→ Short problem: A verbatim copy of the records is required, with all pictures left out.

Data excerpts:
■ ■ ■
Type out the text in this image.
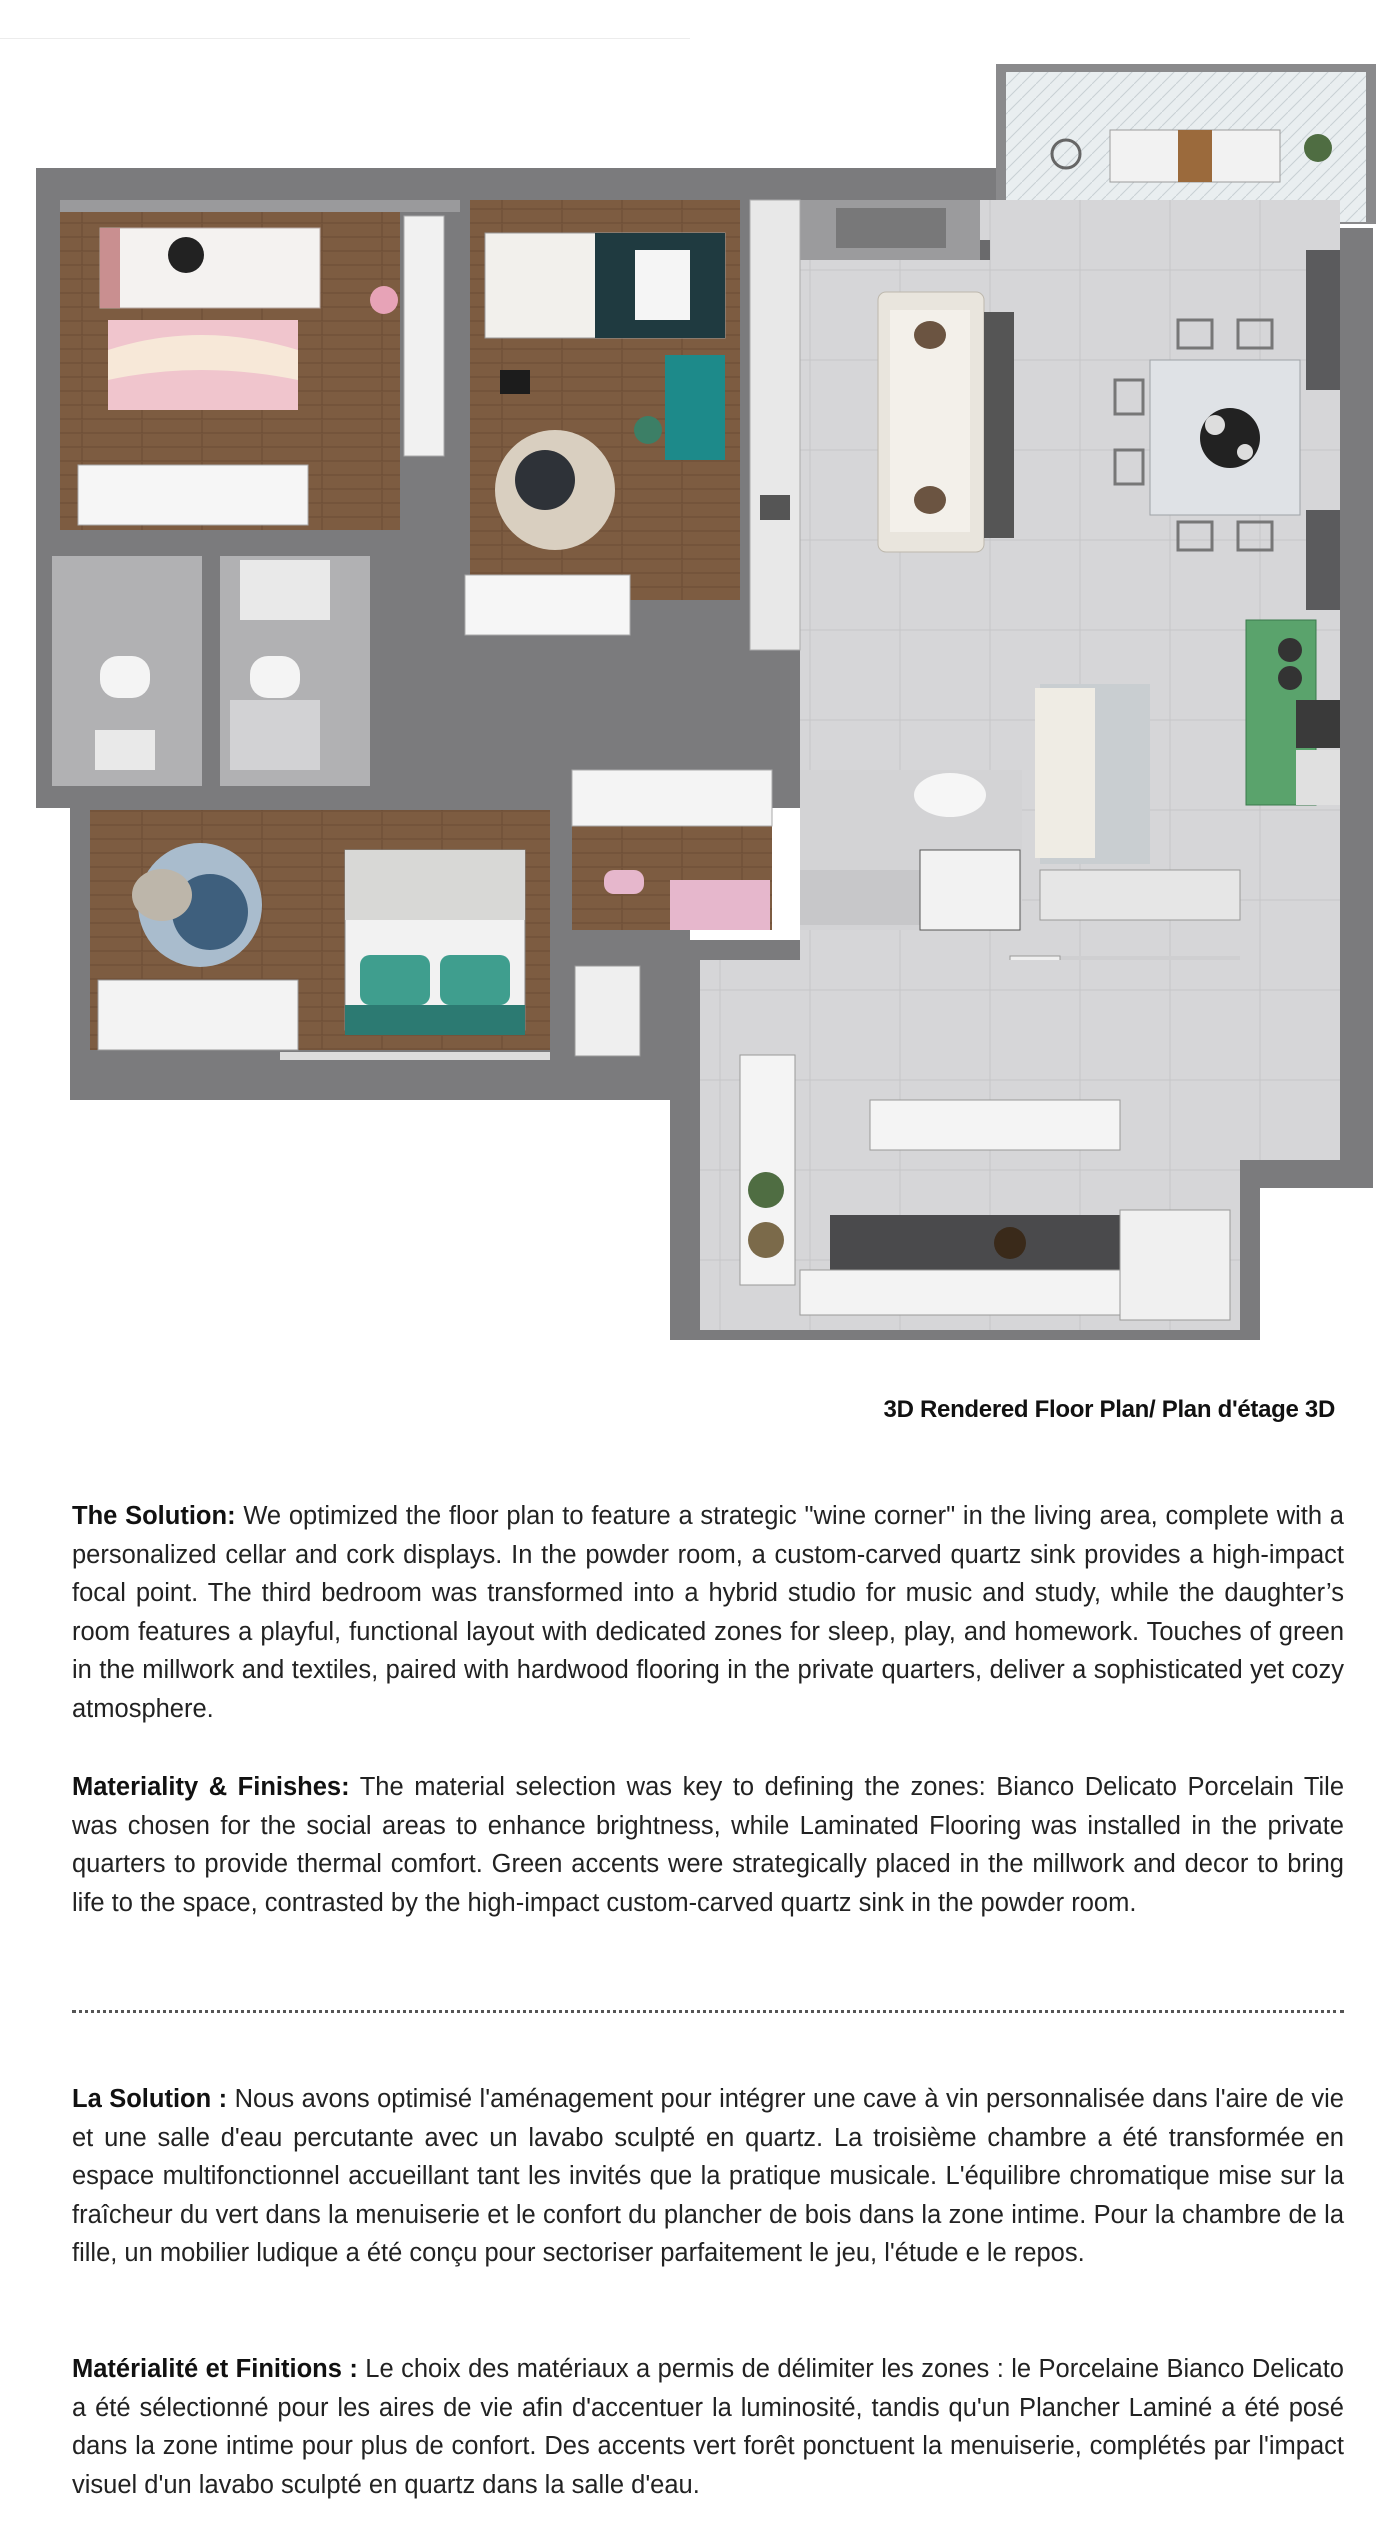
3D Rendered Floor Plan/ Plan d'étage 3D
The Solution: We optimized the floor plan to feature a strategic "wine corner" in the living area, complete with a personalized cellar and cork displays. In the powder room, a custom-carved quartz sink provides a high-impact focal point. The third bedroom was transformed into a hybrid studio for music and study, while the daughter’s room features a playful, functional layout with dedicated zones for sleep, play, and homework. Touches of green in the millwork and textiles, paired with hardwood flooring in the private quarters, deliver a sophisticated yet cozy atmosphere.
Materiality & Finishes: The material selection was key to defining the zones: Bianco Delicato Porcelain Tile was chosen for the social areas to enhance brightness, while Laminated Flooring was installed in the private quarters to provide thermal comfort. Green accents were strategically placed in the millwork and decor to bring life to the space, contrasted by the high-impact custom-carved quartz sink in the powder room.
La Solution : Nous avons optimisé l'aménagement pour intégrer une cave à vin personnalisée dans l'aire de vie et une salle d'eau percutante avec un lavabo sculpté en quartz. La troisième chambre a été transformée en espace multifonctionnel accueillant tant les invités que la pratique musicale. L'équilibre chromatique mise sur la fraîcheur du vert dans la menuiserie et le confort du plancher de bois dans la zone intime. Pour la chambre de la fille, un mobilier ludique a été conçu pour sectoriser parfaitement le jeu, l'étude e le repos.
Matérialité et Finitions : Le choix des matériaux a permis de délimiter les zones : le Porcelaine Bianco Delicato a été sélectionné pour les aires de vie afin d'accentuer la luminosité, tandis qu'un Plancher Laminé a été posé dans la zone intime pour plus de confort. Des accents vert forêt ponctuent la menuiserie, complétés par l'impact visuel d'un lavabo sculpté en quartz dans la salle d'eau.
■ ■ ■
→ Task answer:
Type out the text in this image.
3D Rendered Floor Plan/ Plan d'étage 3D
The Solution: We optimized the floor plan to feature a strategic "wine corner" in the living area, complete with a personalized cellar and cork displays. In the powder room, a custom-carved quartz sink provides a high-impact focal point. The third bedroom was transformed into a hybrid studio for music and study, while the daughter’s room features a playful, functional layout with dedicated zones for sleep, play, and homework. Touches of green in the millwork and textiles, paired with hardwood flooring in the private quarters, deliver a sophisticated yet cozy atmosphere.
Materiality & Finishes: The material selection was key to defining the zones: Bianco Delicato Porcelain Tile was chosen for the social areas to enhance brightness, while Laminated Flooring was installed in the private quarters to provide thermal comfort. Green accents were strategically placed in the millwork and decor to bring life to the space, contrasted by the high-impact custom-carved quartz sink in the powder room.
La Solution : Nous avons optimisé l'aménagement pour intégrer une cave à vin personnalisée dans l'aire de vie et une salle d'eau percutante avec un lavabo sculpté en quartz. La troisième chambre a été transformée en espace multifonctionnel accueillant tant les invités que la pratique musicale. L'équilibre chromatique mise sur la fraîcheur du vert dans la menuiserie et le confort du plancher de bois dans la zone intime. Pour la chambre de la fille, un mobilier ludique a été conçu pour sectoriser parfaitement le jeu, l'étude e le repos.
Matérialité et Finitions : Le choix des matériaux a permis de délimiter les zones : le Porcelaine Bianco Delicato a été sélectionné pour les aires de vie afin d'accentuer la luminosité, tandis qu'un Plancher Laminé a été posé dans la zone intime pour plus de confort. Des accents vert forêt ponctuent la menuiserie, complétés par l'impact visuel d'un lavabo sculpté en quartz dans la salle d'eau.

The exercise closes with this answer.